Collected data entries

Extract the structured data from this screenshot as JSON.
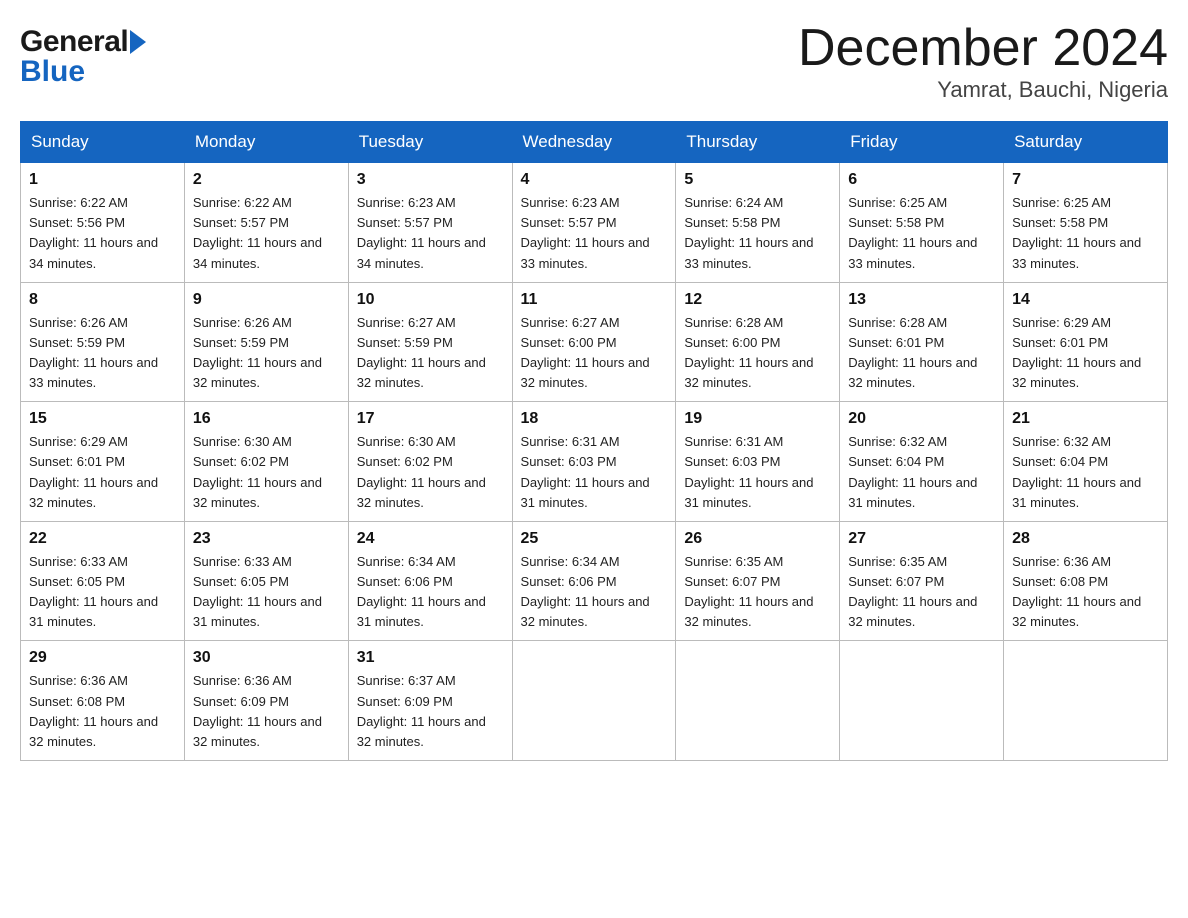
{
  "header": {
    "title": "December 2024",
    "subtitle": "Yamrat, Bauchi, Nigeria"
  },
  "logo": {
    "general": "General",
    "blue": "Blue"
  },
  "days_of_week": [
    "Sunday",
    "Monday",
    "Tuesday",
    "Wednesday",
    "Thursday",
    "Friday",
    "Saturday"
  ],
  "weeks": [
    [
      {
        "day": "1",
        "sunrise": "6:22 AM",
        "sunset": "5:56 PM",
        "daylight": "11 hours and 34 minutes."
      },
      {
        "day": "2",
        "sunrise": "6:22 AM",
        "sunset": "5:57 PM",
        "daylight": "11 hours and 34 minutes."
      },
      {
        "day": "3",
        "sunrise": "6:23 AM",
        "sunset": "5:57 PM",
        "daylight": "11 hours and 34 minutes."
      },
      {
        "day": "4",
        "sunrise": "6:23 AM",
        "sunset": "5:57 PM",
        "daylight": "11 hours and 33 minutes."
      },
      {
        "day": "5",
        "sunrise": "6:24 AM",
        "sunset": "5:58 PM",
        "daylight": "11 hours and 33 minutes."
      },
      {
        "day": "6",
        "sunrise": "6:25 AM",
        "sunset": "5:58 PM",
        "daylight": "11 hours and 33 minutes."
      },
      {
        "day": "7",
        "sunrise": "6:25 AM",
        "sunset": "5:58 PM",
        "daylight": "11 hours and 33 minutes."
      }
    ],
    [
      {
        "day": "8",
        "sunrise": "6:26 AM",
        "sunset": "5:59 PM",
        "daylight": "11 hours and 33 minutes."
      },
      {
        "day": "9",
        "sunrise": "6:26 AM",
        "sunset": "5:59 PM",
        "daylight": "11 hours and 32 minutes."
      },
      {
        "day": "10",
        "sunrise": "6:27 AM",
        "sunset": "5:59 PM",
        "daylight": "11 hours and 32 minutes."
      },
      {
        "day": "11",
        "sunrise": "6:27 AM",
        "sunset": "6:00 PM",
        "daylight": "11 hours and 32 minutes."
      },
      {
        "day": "12",
        "sunrise": "6:28 AM",
        "sunset": "6:00 PM",
        "daylight": "11 hours and 32 minutes."
      },
      {
        "day": "13",
        "sunrise": "6:28 AM",
        "sunset": "6:01 PM",
        "daylight": "11 hours and 32 minutes."
      },
      {
        "day": "14",
        "sunrise": "6:29 AM",
        "sunset": "6:01 PM",
        "daylight": "11 hours and 32 minutes."
      }
    ],
    [
      {
        "day": "15",
        "sunrise": "6:29 AM",
        "sunset": "6:01 PM",
        "daylight": "11 hours and 32 minutes."
      },
      {
        "day": "16",
        "sunrise": "6:30 AM",
        "sunset": "6:02 PM",
        "daylight": "11 hours and 32 minutes."
      },
      {
        "day": "17",
        "sunrise": "6:30 AM",
        "sunset": "6:02 PM",
        "daylight": "11 hours and 32 minutes."
      },
      {
        "day": "18",
        "sunrise": "6:31 AM",
        "sunset": "6:03 PM",
        "daylight": "11 hours and 31 minutes."
      },
      {
        "day": "19",
        "sunrise": "6:31 AM",
        "sunset": "6:03 PM",
        "daylight": "11 hours and 31 minutes."
      },
      {
        "day": "20",
        "sunrise": "6:32 AM",
        "sunset": "6:04 PM",
        "daylight": "11 hours and 31 minutes."
      },
      {
        "day": "21",
        "sunrise": "6:32 AM",
        "sunset": "6:04 PM",
        "daylight": "11 hours and 31 minutes."
      }
    ],
    [
      {
        "day": "22",
        "sunrise": "6:33 AM",
        "sunset": "6:05 PM",
        "daylight": "11 hours and 31 minutes."
      },
      {
        "day": "23",
        "sunrise": "6:33 AM",
        "sunset": "6:05 PM",
        "daylight": "11 hours and 31 minutes."
      },
      {
        "day": "24",
        "sunrise": "6:34 AM",
        "sunset": "6:06 PM",
        "daylight": "11 hours and 31 minutes."
      },
      {
        "day": "25",
        "sunrise": "6:34 AM",
        "sunset": "6:06 PM",
        "daylight": "11 hours and 32 minutes."
      },
      {
        "day": "26",
        "sunrise": "6:35 AM",
        "sunset": "6:07 PM",
        "daylight": "11 hours and 32 minutes."
      },
      {
        "day": "27",
        "sunrise": "6:35 AM",
        "sunset": "6:07 PM",
        "daylight": "11 hours and 32 minutes."
      },
      {
        "day": "28",
        "sunrise": "6:36 AM",
        "sunset": "6:08 PM",
        "daylight": "11 hours and 32 minutes."
      }
    ],
    [
      {
        "day": "29",
        "sunrise": "6:36 AM",
        "sunset": "6:08 PM",
        "daylight": "11 hours and 32 minutes."
      },
      {
        "day": "30",
        "sunrise": "6:36 AM",
        "sunset": "6:09 PM",
        "daylight": "11 hours and 32 minutes."
      },
      {
        "day": "31",
        "sunrise": "6:37 AM",
        "sunset": "6:09 PM",
        "daylight": "11 hours and 32 minutes."
      },
      null,
      null,
      null,
      null
    ]
  ]
}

Short problem —
Return each line from the material above exactly, but not the pictures.

Problem solution —
Extract the structured data from this screenshot as JSON.
{
  "header": {
    "title": "December 2024",
    "subtitle": "Yamrat, Bauchi, Nigeria"
  },
  "logo": {
    "general": "General",
    "blue": "Blue"
  },
  "days_of_week": [
    "Sunday",
    "Monday",
    "Tuesday",
    "Wednesday",
    "Thursday",
    "Friday",
    "Saturday"
  ],
  "weeks": [
    [
      {
        "day": "1",
        "sunrise": "6:22 AM",
        "sunset": "5:56 PM",
        "daylight": "11 hours and 34 minutes."
      },
      {
        "day": "2",
        "sunrise": "6:22 AM",
        "sunset": "5:57 PM",
        "daylight": "11 hours and 34 minutes."
      },
      {
        "day": "3",
        "sunrise": "6:23 AM",
        "sunset": "5:57 PM",
        "daylight": "11 hours and 34 minutes."
      },
      {
        "day": "4",
        "sunrise": "6:23 AM",
        "sunset": "5:57 PM",
        "daylight": "11 hours and 33 minutes."
      },
      {
        "day": "5",
        "sunrise": "6:24 AM",
        "sunset": "5:58 PM",
        "daylight": "11 hours and 33 minutes."
      },
      {
        "day": "6",
        "sunrise": "6:25 AM",
        "sunset": "5:58 PM",
        "daylight": "11 hours and 33 minutes."
      },
      {
        "day": "7",
        "sunrise": "6:25 AM",
        "sunset": "5:58 PM",
        "daylight": "11 hours and 33 minutes."
      }
    ],
    [
      {
        "day": "8",
        "sunrise": "6:26 AM",
        "sunset": "5:59 PM",
        "daylight": "11 hours and 33 minutes."
      },
      {
        "day": "9",
        "sunrise": "6:26 AM",
        "sunset": "5:59 PM",
        "daylight": "11 hours and 32 minutes."
      },
      {
        "day": "10",
        "sunrise": "6:27 AM",
        "sunset": "5:59 PM",
        "daylight": "11 hours and 32 minutes."
      },
      {
        "day": "11",
        "sunrise": "6:27 AM",
        "sunset": "6:00 PM",
        "daylight": "11 hours and 32 minutes."
      },
      {
        "day": "12",
        "sunrise": "6:28 AM",
        "sunset": "6:00 PM",
        "daylight": "11 hours and 32 minutes."
      },
      {
        "day": "13",
        "sunrise": "6:28 AM",
        "sunset": "6:01 PM",
        "daylight": "11 hours and 32 minutes."
      },
      {
        "day": "14",
        "sunrise": "6:29 AM",
        "sunset": "6:01 PM",
        "daylight": "11 hours and 32 minutes."
      }
    ],
    [
      {
        "day": "15",
        "sunrise": "6:29 AM",
        "sunset": "6:01 PM",
        "daylight": "11 hours and 32 minutes."
      },
      {
        "day": "16",
        "sunrise": "6:30 AM",
        "sunset": "6:02 PM",
        "daylight": "11 hours and 32 minutes."
      },
      {
        "day": "17",
        "sunrise": "6:30 AM",
        "sunset": "6:02 PM",
        "daylight": "11 hours and 32 minutes."
      },
      {
        "day": "18",
        "sunrise": "6:31 AM",
        "sunset": "6:03 PM",
        "daylight": "11 hours and 31 minutes."
      },
      {
        "day": "19",
        "sunrise": "6:31 AM",
        "sunset": "6:03 PM",
        "daylight": "11 hours and 31 minutes."
      },
      {
        "day": "20",
        "sunrise": "6:32 AM",
        "sunset": "6:04 PM",
        "daylight": "11 hours and 31 minutes."
      },
      {
        "day": "21",
        "sunrise": "6:32 AM",
        "sunset": "6:04 PM",
        "daylight": "11 hours and 31 minutes."
      }
    ],
    [
      {
        "day": "22",
        "sunrise": "6:33 AM",
        "sunset": "6:05 PM",
        "daylight": "11 hours and 31 minutes."
      },
      {
        "day": "23",
        "sunrise": "6:33 AM",
        "sunset": "6:05 PM",
        "daylight": "11 hours and 31 minutes."
      },
      {
        "day": "24",
        "sunrise": "6:34 AM",
        "sunset": "6:06 PM",
        "daylight": "11 hours and 31 minutes."
      },
      {
        "day": "25",
        "sunrise": "6:34 AM",
        "sunset": "6:06 PM",
        "daylight": "11 hours and 32 minutes."
      },
      {
        "day": "26",
        "sunrise": "6:35 AM",
        "sunset": "6:07 PM",
        "daylight": "11 hours and 32 minutes."
      },
      {
        "day": "27",
        "sunrise": "6:35 AM",
        "sunset": "6:07 PM",
        "daylight": "11 hours and 32 minutes."
      },
      {
        "day": "28",
        "sunrise": "6:36 AM",
        "sunset": "6:08 PM",
        "daylight": "11 hours and 32 minutes."
      }
    ],
    [
      {
        "day": "29",
        "sunrise": "6:36 AM",
        "sunset": "6:08 PM",
        "daylight": "11 hours and 32 minutes."
      },
      {
        "day": "30",
        "sunrise": "6:36 AM",
        "sunset": "6:09 PM",
        "daylight": "11 hours and 32 minutes."
      },
      {
        "day": "31",
        "sunrise": "6:37 AM",
        "sunset": "6:09 PM",
        "daylight": "11 hours and 32 minutes."
      },
      null,
      null,
      null,
      null
    ]
  ]
}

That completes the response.